- **Goal**
Every line below that holds the string "רבעט" should be copied out.

- **Data**
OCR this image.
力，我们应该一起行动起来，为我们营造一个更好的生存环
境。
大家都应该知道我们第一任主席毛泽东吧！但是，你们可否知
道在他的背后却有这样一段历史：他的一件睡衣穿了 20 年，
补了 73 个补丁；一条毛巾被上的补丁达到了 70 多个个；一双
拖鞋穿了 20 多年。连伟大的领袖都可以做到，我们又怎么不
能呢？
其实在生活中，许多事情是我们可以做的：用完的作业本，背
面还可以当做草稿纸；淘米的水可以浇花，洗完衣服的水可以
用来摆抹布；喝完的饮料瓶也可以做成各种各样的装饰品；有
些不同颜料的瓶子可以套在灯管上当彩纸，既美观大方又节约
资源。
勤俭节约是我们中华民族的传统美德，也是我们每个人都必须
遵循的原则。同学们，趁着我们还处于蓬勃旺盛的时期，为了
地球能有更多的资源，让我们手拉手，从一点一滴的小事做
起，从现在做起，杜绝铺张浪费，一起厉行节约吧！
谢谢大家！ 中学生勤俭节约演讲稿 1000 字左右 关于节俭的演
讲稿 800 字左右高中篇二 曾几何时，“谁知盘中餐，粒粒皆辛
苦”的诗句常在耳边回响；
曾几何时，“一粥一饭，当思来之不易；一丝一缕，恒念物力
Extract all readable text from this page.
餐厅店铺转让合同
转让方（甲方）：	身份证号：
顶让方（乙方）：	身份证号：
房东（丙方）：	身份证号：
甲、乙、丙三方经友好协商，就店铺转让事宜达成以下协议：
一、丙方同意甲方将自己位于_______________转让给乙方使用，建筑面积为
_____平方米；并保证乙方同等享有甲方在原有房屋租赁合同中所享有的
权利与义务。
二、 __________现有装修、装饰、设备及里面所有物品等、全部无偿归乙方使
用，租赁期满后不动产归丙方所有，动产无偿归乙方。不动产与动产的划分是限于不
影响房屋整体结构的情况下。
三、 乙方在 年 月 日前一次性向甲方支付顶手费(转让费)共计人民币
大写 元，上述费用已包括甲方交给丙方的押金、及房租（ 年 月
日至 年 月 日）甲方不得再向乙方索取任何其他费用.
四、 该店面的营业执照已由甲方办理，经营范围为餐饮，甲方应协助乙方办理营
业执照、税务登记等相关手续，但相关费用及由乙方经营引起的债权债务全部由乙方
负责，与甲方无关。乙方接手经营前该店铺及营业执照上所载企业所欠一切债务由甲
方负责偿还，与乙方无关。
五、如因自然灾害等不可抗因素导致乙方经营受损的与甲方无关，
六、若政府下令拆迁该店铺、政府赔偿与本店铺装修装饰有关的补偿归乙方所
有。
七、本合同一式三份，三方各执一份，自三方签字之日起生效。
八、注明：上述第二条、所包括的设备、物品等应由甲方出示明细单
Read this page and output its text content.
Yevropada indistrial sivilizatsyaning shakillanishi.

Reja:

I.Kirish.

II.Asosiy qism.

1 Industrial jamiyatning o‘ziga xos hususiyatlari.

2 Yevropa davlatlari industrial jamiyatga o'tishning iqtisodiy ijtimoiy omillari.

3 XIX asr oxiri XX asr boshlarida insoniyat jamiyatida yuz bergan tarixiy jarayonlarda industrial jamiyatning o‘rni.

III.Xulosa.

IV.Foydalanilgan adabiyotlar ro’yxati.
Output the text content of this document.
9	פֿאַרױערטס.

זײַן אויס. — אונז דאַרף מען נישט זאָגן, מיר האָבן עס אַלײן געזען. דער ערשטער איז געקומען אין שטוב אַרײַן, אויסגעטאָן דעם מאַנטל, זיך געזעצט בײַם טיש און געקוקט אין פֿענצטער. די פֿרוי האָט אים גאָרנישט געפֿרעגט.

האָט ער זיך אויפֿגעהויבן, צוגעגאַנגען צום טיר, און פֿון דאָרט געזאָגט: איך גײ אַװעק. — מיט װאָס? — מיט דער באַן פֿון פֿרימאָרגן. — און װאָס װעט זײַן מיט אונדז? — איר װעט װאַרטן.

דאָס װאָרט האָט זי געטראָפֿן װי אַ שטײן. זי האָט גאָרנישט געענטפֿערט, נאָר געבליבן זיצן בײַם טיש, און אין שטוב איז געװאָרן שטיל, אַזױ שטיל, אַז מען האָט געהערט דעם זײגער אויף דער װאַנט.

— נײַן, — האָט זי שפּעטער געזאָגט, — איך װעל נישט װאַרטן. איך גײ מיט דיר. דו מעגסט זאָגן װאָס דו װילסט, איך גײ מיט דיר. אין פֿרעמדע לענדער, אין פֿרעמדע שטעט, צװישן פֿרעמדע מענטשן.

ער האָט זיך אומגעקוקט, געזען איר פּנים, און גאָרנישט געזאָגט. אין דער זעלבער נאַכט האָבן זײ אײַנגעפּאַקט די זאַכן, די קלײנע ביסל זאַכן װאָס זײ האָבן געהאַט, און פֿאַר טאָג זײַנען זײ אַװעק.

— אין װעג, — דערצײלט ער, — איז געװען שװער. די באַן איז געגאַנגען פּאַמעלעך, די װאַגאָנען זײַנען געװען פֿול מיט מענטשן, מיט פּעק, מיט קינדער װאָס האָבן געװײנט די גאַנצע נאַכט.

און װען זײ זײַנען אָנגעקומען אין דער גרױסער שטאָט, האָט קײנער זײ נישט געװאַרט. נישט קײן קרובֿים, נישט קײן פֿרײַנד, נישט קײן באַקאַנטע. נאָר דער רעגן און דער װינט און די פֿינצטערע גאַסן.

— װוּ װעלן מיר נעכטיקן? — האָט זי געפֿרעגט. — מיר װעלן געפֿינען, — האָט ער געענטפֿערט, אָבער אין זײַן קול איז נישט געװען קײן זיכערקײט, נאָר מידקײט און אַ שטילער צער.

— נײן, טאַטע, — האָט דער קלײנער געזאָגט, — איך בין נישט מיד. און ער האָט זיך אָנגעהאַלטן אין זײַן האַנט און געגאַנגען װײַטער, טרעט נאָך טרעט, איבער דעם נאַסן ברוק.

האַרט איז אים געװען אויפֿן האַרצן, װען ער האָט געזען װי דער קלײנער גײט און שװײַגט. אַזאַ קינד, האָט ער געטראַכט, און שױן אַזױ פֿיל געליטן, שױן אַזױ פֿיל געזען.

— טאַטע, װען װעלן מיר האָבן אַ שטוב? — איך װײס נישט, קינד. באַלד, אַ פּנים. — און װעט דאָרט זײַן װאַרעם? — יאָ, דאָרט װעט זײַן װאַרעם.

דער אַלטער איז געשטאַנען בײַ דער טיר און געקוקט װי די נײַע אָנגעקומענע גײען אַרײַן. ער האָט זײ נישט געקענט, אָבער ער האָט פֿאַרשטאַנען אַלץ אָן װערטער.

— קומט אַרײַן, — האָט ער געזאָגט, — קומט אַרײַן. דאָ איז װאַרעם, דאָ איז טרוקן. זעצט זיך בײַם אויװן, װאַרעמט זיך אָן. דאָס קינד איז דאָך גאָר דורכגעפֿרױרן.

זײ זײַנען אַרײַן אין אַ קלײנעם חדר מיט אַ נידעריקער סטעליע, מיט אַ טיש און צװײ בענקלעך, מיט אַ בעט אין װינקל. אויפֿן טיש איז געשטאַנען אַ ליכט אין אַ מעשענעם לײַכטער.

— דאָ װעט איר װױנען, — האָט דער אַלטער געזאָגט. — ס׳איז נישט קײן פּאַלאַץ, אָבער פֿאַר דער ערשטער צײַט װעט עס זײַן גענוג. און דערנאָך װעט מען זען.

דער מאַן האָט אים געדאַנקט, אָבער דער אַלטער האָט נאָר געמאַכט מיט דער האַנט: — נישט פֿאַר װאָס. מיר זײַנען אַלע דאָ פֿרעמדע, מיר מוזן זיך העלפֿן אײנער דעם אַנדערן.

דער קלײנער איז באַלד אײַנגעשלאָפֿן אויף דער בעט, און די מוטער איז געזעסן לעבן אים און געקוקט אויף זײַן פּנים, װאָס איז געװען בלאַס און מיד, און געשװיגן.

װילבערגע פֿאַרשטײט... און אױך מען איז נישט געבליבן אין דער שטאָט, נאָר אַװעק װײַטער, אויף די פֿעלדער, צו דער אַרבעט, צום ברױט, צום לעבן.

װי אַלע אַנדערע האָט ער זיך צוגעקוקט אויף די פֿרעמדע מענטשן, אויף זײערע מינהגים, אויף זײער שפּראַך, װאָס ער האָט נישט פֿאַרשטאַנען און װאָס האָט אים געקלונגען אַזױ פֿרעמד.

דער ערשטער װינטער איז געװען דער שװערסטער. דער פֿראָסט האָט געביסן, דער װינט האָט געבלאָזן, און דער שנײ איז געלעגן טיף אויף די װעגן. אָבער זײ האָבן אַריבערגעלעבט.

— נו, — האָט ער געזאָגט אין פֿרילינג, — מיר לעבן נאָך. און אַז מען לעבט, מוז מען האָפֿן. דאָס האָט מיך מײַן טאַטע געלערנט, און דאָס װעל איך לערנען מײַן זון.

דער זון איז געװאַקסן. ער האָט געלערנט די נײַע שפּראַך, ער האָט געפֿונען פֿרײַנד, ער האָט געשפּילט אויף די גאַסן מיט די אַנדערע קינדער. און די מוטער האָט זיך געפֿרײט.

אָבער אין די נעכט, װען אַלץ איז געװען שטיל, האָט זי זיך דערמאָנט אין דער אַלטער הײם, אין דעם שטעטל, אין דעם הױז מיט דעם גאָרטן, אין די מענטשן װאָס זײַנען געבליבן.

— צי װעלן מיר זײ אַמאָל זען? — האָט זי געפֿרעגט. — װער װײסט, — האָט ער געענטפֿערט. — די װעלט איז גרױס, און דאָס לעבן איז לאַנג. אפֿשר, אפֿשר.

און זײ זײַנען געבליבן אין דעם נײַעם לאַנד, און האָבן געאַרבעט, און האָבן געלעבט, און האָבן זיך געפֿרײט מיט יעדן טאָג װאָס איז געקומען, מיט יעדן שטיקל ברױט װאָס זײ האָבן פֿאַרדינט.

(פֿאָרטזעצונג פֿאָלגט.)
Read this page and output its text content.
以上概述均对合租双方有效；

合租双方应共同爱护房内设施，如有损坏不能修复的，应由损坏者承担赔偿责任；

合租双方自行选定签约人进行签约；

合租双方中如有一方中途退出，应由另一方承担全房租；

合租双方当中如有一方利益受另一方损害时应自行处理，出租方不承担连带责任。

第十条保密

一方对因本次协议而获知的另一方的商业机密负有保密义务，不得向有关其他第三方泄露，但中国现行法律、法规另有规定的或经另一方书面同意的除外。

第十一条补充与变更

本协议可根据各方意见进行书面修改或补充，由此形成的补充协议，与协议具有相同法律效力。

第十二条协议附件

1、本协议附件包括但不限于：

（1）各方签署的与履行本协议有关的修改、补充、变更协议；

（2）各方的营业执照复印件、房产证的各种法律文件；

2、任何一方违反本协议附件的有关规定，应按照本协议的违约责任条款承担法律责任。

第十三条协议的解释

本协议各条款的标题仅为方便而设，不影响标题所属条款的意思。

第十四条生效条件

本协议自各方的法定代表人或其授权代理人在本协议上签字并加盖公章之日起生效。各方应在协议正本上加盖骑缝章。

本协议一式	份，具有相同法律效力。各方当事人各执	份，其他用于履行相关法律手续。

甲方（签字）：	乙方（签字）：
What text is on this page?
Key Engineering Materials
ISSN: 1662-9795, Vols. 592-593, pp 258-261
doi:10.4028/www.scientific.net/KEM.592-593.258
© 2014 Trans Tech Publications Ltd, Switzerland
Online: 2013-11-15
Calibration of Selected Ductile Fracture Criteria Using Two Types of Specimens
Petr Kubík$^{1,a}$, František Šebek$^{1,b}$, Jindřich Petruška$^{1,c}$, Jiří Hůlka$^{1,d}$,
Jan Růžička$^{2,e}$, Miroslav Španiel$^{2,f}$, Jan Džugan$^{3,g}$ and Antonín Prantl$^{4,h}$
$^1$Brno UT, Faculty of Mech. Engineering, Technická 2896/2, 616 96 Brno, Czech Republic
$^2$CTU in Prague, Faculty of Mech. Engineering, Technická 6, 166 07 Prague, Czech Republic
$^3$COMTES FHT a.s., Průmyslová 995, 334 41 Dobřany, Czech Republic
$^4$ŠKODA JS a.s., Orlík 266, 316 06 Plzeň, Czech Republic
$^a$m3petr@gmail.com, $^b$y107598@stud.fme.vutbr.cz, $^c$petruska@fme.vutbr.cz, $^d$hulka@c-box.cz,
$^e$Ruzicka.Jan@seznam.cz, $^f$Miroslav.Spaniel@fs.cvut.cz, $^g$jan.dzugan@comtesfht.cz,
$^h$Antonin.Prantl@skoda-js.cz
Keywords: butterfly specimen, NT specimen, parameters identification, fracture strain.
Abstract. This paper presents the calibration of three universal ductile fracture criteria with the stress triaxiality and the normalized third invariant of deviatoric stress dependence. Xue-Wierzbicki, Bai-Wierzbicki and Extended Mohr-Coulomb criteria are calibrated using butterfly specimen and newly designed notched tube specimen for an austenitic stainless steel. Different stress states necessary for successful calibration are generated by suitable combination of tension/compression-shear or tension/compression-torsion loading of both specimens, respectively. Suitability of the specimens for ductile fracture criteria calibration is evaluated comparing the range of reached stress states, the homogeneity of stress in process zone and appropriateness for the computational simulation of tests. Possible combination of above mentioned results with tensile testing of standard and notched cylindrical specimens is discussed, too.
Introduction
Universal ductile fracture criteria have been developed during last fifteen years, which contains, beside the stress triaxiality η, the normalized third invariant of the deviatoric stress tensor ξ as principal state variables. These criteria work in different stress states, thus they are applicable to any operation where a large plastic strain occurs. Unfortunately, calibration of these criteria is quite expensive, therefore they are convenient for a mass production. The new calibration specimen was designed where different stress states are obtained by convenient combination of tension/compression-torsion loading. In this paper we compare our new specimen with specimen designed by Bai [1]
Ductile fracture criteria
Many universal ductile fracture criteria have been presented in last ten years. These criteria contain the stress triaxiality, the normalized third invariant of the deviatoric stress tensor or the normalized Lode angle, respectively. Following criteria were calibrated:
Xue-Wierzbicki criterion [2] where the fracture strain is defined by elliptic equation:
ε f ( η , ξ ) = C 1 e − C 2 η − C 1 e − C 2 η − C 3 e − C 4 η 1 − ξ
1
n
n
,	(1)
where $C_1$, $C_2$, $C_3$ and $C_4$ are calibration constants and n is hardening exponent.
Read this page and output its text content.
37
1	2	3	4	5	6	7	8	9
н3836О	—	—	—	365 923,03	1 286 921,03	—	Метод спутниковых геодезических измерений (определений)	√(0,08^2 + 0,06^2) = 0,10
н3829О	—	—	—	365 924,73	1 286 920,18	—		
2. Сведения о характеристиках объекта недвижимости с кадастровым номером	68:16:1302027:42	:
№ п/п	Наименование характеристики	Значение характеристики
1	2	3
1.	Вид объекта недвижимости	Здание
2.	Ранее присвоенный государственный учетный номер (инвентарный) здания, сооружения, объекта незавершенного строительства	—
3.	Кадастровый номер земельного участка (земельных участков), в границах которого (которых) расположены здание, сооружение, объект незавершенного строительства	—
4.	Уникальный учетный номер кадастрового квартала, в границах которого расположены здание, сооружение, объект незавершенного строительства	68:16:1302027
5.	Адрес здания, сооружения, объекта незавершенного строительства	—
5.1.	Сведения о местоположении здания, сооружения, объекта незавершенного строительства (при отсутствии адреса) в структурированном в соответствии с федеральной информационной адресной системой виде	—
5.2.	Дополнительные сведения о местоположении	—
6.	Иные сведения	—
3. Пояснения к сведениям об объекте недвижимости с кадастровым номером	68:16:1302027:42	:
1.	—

- **Output of the task**
װילבערגע פֿאַרשטײט... און אױך מען איז נישט געבליבן אין דער שטאָט, נאָר אַװעק װײַטער, אויף די פֿעלדער, צו דער אַרבעט, צום ברױט, צום לעבן.
און זײ זײַנען געבליבן אין דעם נײַעם לאַנד, און האָבן געאַרבעט, און האָבן געלעבט, און האָבן זיך געפֿרײט מיט יעדן טאָג װאָס איז געקומען, מיט יעדן שטיקל ברױט װאָס זײ האָבן פֿאַרדינט.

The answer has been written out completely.